What to produce: Below are the records; pull every line that includes "small".

Task inputs:
[Begin]

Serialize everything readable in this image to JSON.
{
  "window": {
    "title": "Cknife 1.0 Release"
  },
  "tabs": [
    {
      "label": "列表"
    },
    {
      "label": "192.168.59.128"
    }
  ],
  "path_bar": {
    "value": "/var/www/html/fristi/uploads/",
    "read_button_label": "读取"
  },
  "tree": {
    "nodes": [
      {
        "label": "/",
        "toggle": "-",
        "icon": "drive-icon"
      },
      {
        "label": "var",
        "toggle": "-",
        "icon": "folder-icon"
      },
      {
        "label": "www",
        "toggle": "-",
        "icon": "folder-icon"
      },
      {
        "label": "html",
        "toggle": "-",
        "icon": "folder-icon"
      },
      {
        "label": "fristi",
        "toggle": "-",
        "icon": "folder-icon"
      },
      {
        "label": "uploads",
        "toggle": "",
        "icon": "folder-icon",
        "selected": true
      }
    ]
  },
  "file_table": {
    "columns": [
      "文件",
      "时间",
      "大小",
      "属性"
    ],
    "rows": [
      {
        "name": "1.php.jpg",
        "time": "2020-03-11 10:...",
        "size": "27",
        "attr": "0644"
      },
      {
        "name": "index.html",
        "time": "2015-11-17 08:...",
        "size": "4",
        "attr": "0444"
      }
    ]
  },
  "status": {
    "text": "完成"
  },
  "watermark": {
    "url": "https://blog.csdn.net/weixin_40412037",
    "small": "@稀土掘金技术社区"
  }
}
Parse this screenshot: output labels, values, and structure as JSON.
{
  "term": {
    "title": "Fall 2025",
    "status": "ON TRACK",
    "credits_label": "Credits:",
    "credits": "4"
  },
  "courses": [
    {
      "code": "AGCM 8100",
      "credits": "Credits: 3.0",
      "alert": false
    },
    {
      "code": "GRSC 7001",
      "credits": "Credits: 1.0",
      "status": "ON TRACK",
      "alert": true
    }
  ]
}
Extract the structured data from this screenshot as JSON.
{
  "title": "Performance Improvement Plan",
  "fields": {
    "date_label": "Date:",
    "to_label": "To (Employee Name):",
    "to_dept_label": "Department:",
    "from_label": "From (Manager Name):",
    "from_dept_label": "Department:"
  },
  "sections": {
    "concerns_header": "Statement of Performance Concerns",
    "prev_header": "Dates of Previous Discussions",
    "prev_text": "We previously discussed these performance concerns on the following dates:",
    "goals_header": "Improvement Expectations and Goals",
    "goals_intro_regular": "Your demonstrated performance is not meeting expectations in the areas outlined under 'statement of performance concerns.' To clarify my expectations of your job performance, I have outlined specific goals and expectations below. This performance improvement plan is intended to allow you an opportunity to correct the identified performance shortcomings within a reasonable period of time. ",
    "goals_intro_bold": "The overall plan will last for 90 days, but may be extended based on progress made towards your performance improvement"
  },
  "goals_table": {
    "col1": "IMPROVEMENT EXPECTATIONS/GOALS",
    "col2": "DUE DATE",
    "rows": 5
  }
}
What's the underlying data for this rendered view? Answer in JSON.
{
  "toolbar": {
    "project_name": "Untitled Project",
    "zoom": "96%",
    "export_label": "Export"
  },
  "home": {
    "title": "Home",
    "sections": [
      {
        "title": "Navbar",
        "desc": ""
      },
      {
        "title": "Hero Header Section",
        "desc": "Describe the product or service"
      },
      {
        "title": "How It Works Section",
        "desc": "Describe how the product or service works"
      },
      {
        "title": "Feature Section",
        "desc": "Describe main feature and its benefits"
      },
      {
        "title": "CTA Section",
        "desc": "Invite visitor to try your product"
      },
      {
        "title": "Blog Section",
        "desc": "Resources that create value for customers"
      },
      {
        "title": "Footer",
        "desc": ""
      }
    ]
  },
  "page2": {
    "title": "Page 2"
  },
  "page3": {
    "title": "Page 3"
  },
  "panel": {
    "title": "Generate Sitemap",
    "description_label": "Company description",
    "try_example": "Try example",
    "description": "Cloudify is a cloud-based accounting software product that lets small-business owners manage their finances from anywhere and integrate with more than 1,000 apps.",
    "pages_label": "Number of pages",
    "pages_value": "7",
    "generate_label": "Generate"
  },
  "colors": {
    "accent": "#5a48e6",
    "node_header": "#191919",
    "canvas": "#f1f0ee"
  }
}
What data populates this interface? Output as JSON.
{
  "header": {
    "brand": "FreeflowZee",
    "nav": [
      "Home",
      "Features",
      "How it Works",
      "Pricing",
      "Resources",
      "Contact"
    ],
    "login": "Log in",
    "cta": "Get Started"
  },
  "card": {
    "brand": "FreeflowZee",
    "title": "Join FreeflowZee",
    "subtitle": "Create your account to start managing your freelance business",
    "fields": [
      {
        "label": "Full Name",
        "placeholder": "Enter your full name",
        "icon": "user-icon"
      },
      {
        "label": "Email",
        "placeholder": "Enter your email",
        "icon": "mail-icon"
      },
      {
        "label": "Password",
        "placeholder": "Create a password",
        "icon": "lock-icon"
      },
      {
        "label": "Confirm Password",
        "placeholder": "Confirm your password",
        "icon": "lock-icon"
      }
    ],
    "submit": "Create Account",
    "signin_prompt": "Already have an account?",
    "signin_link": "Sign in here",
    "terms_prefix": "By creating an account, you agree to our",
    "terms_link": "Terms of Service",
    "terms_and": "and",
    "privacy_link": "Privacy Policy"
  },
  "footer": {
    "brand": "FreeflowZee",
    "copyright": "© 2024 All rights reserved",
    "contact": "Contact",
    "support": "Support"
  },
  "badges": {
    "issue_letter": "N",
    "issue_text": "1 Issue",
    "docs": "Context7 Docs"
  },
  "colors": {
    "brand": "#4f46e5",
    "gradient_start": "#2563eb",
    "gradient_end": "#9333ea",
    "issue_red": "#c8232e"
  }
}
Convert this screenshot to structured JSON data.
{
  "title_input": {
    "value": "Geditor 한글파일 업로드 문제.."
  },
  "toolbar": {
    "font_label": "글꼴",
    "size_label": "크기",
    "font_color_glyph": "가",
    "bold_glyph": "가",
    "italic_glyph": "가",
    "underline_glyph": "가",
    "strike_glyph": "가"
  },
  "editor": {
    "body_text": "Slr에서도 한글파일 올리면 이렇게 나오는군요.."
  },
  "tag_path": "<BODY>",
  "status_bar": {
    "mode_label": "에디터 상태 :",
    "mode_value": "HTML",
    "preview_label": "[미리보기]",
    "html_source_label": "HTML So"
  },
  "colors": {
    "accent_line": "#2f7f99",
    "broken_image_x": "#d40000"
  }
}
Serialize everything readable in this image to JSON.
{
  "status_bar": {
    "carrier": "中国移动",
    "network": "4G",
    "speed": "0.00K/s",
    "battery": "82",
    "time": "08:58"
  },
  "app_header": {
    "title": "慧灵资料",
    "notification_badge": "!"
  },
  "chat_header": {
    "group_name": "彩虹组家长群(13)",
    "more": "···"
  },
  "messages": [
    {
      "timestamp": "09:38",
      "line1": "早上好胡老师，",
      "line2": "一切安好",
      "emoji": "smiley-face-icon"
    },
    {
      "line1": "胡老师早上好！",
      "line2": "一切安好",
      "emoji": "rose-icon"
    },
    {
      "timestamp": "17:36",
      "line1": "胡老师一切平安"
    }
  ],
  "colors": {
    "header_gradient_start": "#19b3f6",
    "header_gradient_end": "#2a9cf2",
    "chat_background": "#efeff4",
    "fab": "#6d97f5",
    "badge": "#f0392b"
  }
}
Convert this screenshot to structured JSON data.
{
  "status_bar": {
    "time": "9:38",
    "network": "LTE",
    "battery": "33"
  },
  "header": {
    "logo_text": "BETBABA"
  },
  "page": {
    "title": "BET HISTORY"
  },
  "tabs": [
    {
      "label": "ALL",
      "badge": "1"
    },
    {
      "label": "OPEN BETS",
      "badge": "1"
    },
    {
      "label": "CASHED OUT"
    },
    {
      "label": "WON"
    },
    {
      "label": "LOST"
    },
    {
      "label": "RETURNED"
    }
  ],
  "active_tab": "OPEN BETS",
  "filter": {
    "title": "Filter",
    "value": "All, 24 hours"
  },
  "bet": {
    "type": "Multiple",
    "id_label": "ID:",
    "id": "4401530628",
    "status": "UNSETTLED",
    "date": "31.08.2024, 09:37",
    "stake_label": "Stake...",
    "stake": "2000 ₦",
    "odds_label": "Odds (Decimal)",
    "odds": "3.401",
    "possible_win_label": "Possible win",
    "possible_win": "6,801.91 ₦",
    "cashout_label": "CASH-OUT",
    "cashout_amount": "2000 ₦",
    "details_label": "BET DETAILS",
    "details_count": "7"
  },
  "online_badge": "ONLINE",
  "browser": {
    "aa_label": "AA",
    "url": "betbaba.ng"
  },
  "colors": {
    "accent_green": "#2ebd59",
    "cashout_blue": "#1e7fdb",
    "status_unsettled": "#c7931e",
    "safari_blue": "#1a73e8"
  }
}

[End]

Full response:
    "small": "@稀土掘金技术社区"
    "description": "Cloudify is a cloud-based accounting software product that lets small-business owners manage their finances from anywhere and integrate with more than 1,000 apps.",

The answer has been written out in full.